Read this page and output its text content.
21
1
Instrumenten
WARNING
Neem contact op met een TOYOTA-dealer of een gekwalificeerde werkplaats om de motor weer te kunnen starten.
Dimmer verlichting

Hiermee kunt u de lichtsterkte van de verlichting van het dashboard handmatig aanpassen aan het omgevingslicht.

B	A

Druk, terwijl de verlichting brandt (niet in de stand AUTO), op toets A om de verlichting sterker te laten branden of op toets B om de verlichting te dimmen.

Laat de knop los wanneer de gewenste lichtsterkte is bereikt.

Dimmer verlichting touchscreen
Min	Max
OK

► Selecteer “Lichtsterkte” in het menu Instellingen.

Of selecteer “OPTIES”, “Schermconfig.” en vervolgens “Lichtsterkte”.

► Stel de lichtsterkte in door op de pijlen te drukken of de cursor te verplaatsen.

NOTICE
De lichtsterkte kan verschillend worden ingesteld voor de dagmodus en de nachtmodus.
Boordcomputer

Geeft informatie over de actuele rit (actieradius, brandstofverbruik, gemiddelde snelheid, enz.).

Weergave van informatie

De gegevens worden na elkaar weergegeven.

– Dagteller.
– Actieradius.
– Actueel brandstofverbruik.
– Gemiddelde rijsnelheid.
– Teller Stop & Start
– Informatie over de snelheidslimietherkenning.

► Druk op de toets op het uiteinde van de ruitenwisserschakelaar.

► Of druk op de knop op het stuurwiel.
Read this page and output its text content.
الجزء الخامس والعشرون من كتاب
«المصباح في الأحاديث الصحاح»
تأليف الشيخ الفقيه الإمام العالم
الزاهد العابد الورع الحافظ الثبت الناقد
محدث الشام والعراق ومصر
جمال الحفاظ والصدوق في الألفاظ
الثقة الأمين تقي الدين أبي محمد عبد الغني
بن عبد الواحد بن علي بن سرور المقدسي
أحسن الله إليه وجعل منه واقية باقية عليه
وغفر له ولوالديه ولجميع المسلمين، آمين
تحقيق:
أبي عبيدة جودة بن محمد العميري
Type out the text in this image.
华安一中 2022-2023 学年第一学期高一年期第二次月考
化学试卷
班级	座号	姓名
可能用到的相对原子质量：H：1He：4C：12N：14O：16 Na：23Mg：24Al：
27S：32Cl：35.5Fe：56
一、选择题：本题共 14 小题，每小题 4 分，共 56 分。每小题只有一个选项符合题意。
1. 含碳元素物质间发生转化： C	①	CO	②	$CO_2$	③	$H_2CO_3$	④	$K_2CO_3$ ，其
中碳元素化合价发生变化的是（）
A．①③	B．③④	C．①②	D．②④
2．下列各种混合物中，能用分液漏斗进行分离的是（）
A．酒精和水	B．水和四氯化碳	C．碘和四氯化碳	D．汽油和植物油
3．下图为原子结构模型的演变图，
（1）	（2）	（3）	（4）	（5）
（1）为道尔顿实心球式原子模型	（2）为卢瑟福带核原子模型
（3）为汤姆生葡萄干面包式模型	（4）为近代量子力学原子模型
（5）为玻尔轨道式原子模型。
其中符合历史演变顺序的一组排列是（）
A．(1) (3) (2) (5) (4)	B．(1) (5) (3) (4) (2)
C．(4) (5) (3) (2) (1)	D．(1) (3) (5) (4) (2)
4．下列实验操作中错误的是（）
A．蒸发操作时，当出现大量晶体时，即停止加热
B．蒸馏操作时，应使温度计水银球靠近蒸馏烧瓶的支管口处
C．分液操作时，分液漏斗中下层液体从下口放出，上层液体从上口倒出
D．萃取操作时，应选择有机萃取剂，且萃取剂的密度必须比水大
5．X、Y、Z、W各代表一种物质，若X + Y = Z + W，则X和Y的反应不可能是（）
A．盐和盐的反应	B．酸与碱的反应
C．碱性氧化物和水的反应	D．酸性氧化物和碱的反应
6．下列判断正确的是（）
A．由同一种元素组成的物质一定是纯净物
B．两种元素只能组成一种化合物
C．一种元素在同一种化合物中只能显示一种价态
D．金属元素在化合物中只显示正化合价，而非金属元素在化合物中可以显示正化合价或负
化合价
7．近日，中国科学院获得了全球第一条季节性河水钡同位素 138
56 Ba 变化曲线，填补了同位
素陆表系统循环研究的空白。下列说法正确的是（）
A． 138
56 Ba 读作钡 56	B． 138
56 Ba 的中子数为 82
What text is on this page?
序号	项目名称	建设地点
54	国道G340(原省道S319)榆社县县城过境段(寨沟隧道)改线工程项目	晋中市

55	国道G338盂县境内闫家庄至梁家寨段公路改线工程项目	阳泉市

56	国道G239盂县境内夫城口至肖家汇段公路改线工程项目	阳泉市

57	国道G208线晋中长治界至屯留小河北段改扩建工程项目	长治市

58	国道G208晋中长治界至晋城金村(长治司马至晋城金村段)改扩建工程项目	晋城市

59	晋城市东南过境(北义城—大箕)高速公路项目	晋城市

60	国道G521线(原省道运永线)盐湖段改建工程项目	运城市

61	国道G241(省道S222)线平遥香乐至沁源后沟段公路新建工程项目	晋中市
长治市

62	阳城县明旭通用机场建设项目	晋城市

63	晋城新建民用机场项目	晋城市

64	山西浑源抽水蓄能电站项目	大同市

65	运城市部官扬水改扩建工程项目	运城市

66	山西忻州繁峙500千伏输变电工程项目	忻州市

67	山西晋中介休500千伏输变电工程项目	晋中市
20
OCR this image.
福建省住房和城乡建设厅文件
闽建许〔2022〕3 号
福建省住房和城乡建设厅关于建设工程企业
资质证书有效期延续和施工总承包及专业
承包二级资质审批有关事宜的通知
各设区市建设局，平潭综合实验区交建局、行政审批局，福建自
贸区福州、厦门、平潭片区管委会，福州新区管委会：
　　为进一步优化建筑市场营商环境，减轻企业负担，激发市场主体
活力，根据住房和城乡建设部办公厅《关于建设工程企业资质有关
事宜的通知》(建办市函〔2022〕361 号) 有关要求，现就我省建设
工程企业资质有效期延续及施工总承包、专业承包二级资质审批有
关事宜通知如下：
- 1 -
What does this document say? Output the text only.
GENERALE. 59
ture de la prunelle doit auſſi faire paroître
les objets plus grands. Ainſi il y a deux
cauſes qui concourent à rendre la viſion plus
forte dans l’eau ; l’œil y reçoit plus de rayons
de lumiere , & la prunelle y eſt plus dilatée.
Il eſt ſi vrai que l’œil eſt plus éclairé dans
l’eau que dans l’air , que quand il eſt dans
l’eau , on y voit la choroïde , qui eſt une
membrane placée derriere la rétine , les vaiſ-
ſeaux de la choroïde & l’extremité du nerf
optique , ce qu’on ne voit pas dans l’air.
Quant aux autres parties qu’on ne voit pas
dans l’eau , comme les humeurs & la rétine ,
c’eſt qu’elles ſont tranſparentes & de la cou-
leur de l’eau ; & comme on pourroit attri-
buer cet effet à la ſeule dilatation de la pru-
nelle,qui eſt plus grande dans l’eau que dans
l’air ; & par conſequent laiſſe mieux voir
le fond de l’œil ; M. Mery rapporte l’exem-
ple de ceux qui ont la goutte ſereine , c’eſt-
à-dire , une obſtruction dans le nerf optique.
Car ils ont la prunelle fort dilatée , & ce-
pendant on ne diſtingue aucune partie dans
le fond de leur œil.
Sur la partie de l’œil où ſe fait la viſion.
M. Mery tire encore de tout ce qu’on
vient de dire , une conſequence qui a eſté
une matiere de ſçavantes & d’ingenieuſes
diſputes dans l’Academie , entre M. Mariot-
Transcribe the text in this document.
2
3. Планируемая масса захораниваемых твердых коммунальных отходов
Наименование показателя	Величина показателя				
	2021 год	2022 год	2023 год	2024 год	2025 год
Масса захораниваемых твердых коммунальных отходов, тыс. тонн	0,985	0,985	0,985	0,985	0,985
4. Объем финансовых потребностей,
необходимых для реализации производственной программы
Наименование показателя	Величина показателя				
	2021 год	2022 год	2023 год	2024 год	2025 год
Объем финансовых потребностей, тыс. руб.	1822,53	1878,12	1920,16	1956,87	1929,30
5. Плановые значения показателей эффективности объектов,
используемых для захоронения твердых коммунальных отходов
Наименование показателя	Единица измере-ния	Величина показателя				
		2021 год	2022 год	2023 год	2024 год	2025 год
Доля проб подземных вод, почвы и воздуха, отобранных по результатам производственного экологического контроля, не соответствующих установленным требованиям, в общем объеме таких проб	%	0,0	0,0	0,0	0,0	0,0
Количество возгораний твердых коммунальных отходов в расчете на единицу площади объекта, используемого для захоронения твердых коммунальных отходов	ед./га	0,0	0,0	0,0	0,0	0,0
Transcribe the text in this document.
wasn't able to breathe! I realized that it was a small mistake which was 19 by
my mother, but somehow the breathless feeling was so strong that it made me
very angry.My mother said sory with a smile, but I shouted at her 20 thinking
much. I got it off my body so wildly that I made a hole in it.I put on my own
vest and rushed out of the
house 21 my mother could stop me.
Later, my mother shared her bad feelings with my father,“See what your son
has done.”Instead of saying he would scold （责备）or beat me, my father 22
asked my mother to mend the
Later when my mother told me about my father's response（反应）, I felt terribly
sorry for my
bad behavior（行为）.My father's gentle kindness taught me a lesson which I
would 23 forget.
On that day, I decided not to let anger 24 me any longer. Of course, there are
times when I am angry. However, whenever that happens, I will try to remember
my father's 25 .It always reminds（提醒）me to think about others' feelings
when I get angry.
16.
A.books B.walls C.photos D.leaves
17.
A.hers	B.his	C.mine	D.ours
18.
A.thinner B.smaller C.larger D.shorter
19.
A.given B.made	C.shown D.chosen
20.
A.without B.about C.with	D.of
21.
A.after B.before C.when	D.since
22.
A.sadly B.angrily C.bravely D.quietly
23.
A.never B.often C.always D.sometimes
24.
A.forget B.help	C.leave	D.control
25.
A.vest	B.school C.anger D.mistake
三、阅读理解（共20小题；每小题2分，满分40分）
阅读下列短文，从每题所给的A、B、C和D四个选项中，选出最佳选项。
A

Stated task — Copy all lines from the material that hold "voit".

Result for this exercise —
l’eau , on y voit la choroïde , qui eſt une
optique , ce qu’on ne voit pas dans l’air.
Quant aux autres parties qu’on ne voit pas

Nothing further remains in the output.